PROVIDED PASSAGE →

========================

American academic (1902–1935)

Milman Parry (June 23, 1902 - December 3, 1935) was an American Classicist. A pioneer in the study of oral tradition, his theories on the origin of Homeric epics have revolutionized Homeric studies to such a fundamental degree that he has been described as the "Darwin of Homeric studies".

==Early life and education==

Parry was born in 1902 in Oakland, California. He grew up in a house full of books, with a father who was self-taught and widely read. He and his siblings often recited poems from memory as a game.

He graduated from Oakland Technical High School in 1919, and studied at the University of California, Berkeley (B.A. and M.A.) where he became proficient in ancient Greek and the Classics. He then studied for a PhD at the Sorbonne in Paris and was a student of the linguist Antoine Meillet.

In his dissertations, which were published in French in 1928, Parry demonstrated that the Homeric style is characterized by the extensive use of fixed expressions, or "formulas", adapted for expressing a given idea under the same metrical conditions. For example, "divine Odysseus", "many-counseled Odysseus", or "much-enduring divine Odysseus" had less to do with moving the story forward than with being in accordance with the amount of material to be fitted into the remainder of the hexameter verse. The oral nature of the poem was evident in the dependence on these devices, both as memory aids and to allow for easier improvisation. They were clues suggesting that the two Homeric epics were not the inventions of a single poet but had been gradually evolved in a long-standing tradition. As one scholar put it, "Parry never solved the Homeric Question [who was Homer]; he demonstrated that it was irrelevant".

Meillet introduced Parry to Matija Murko, who had worked on oral epic traditions in Yugoslavia and had made phonograph recordings of some performances.

========================

ENTRIES SUPPLIED →

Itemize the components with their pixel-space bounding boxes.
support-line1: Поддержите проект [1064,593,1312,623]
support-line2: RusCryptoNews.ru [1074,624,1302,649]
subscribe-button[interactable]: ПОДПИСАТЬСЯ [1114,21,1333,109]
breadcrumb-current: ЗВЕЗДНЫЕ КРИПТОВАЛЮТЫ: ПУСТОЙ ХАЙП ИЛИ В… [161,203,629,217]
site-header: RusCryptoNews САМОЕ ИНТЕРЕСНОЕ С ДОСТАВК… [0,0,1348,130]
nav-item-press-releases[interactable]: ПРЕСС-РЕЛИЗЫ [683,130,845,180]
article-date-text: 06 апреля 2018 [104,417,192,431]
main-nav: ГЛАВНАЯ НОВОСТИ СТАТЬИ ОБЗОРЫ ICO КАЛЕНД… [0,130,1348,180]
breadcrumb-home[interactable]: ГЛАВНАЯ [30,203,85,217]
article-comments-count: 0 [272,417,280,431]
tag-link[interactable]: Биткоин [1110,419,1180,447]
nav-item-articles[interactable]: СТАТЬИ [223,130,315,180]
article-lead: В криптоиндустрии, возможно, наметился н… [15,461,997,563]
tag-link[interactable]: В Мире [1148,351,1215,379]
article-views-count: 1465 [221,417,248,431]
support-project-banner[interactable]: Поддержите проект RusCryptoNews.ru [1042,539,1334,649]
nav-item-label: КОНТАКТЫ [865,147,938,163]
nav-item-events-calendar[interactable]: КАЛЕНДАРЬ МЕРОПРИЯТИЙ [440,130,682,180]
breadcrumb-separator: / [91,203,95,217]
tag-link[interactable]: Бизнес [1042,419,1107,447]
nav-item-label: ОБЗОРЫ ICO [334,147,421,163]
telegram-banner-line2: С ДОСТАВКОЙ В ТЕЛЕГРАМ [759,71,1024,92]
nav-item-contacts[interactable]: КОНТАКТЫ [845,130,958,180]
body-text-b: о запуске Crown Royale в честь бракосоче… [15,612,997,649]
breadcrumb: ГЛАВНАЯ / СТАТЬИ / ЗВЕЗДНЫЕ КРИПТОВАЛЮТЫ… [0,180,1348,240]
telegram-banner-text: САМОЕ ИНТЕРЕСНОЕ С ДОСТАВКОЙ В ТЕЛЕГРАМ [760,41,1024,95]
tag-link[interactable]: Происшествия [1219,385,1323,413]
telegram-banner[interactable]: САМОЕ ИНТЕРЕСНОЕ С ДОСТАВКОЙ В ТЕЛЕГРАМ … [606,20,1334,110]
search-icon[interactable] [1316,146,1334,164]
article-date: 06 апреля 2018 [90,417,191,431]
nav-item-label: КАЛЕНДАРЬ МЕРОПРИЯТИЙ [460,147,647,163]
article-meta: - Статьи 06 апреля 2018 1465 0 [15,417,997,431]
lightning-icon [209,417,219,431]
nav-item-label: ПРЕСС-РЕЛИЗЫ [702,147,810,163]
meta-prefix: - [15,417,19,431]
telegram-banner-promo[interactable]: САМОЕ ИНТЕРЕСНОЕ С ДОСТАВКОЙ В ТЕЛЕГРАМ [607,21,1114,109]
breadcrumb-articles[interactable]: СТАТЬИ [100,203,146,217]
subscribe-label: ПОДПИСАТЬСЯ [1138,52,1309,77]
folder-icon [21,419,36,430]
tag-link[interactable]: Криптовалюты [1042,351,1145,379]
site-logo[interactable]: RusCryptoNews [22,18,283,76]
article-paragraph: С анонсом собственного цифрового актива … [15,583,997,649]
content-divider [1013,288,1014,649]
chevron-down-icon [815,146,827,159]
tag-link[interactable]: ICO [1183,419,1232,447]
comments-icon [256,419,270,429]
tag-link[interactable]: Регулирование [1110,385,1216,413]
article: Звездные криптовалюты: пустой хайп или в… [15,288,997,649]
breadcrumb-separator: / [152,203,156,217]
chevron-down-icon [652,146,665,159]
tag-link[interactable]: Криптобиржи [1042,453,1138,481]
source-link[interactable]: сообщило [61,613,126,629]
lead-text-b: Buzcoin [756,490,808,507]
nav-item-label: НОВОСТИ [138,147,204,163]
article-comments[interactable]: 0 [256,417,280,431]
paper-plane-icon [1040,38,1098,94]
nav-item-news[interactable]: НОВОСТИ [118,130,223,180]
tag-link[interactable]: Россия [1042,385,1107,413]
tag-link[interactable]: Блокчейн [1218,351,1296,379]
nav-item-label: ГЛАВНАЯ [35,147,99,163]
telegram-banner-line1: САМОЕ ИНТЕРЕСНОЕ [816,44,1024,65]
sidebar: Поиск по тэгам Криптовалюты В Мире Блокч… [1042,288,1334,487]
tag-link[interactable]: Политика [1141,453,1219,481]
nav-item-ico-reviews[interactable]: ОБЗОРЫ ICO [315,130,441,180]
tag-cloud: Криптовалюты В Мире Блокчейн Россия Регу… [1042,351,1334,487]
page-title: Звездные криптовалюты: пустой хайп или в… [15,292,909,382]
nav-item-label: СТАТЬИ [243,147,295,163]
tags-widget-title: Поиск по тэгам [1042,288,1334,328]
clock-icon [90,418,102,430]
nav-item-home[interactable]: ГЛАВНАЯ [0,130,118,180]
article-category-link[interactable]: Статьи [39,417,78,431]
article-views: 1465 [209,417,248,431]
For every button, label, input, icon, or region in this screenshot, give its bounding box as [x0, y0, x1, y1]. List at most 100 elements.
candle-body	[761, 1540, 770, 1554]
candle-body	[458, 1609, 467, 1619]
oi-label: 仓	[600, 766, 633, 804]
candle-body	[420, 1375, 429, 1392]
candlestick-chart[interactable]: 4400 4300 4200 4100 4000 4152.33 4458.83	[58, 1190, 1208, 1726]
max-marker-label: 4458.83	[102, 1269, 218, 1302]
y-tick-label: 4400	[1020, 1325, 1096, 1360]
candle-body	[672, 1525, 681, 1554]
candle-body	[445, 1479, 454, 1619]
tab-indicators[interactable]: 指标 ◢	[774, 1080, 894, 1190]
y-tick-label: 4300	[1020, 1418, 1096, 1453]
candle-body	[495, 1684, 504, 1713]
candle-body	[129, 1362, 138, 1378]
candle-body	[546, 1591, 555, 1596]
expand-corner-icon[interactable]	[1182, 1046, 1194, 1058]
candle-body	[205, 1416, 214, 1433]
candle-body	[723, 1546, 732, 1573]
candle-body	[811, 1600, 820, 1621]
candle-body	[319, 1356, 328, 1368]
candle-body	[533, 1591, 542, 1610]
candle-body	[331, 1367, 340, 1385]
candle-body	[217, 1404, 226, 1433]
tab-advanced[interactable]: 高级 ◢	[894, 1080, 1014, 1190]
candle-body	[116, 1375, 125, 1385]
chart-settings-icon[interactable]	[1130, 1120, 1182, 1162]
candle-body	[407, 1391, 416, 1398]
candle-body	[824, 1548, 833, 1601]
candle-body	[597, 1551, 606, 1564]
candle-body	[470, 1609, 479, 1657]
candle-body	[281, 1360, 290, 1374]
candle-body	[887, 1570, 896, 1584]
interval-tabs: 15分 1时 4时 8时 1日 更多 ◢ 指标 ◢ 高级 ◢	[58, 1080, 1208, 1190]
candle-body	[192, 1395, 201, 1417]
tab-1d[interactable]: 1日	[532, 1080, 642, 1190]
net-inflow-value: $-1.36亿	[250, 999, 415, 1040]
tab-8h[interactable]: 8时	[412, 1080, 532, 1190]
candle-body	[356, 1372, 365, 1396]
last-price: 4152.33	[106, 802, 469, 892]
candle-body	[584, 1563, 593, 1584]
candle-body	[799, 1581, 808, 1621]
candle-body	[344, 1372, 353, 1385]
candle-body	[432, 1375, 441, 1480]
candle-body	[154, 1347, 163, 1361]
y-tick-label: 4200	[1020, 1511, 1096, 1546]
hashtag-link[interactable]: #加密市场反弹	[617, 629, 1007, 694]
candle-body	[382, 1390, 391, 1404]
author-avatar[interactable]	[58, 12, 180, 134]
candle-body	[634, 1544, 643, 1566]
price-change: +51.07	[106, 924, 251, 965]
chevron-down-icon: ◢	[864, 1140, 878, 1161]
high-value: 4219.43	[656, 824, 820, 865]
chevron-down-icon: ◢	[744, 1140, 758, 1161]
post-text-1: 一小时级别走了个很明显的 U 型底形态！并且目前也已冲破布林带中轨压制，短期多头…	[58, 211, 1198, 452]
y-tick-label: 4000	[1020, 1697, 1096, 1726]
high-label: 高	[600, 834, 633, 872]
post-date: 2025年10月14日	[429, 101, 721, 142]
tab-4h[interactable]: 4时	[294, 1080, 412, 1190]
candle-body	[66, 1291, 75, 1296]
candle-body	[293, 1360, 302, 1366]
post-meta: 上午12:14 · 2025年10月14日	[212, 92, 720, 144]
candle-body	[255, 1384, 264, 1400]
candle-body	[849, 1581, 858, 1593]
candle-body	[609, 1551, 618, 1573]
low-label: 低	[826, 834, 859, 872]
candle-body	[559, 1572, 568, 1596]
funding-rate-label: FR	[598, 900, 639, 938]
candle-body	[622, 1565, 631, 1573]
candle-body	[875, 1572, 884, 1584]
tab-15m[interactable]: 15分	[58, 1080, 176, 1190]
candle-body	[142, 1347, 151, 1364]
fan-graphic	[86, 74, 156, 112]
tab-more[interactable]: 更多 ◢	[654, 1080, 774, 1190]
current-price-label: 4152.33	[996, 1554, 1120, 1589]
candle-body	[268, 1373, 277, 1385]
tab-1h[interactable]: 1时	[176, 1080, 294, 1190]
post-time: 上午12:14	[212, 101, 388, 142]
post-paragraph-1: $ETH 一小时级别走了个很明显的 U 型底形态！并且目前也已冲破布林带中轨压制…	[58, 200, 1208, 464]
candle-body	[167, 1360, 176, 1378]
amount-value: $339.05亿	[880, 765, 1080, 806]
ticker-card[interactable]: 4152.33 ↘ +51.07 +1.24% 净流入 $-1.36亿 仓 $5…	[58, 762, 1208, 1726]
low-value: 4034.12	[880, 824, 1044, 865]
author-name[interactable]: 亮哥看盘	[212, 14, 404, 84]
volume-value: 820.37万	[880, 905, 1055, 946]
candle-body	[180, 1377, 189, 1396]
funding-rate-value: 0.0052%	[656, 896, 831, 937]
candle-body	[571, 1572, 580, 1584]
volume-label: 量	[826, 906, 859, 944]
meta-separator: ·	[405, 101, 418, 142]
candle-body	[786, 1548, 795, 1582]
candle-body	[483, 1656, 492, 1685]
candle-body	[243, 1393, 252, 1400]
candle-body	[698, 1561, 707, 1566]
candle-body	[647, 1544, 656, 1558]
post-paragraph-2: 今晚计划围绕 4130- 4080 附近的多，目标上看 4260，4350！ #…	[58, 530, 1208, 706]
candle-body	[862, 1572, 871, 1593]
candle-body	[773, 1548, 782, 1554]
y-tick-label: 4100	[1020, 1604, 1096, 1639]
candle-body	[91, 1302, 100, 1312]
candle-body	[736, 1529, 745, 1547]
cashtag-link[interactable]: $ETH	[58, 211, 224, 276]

========================

WORK ITEM →
Reproduce the Milman Parry text word for word from "Milman Parry (June" to "linguist Antoine Meillet.".

ANSWER BELOW →
Milman Parry (June 23, 1902 - December 3, 1935) was an American Classicist. A pioneer in the study of oral tradition, his theories on the origin of Homeric epics have revolutionized Homeric studies to such a fundamental degree that he has been described as the "Darwin of Homeric studies".

==Early life and education==

Parry was born in 1902 in Oakland, California. He grew up in a house full of books, with a father who was self-taught and widely read. He and his siblings often recited poems from memory as a game.

He graduated from Oakland Technical High School in 1919, and studied at the University of California, Berkeley (B.A. and M.A.) where he became proficient in ancient Greek and the Classics. He then studied for a PhD at the Sorbonne in Paris and was a student of the linguist Antoine Meillet.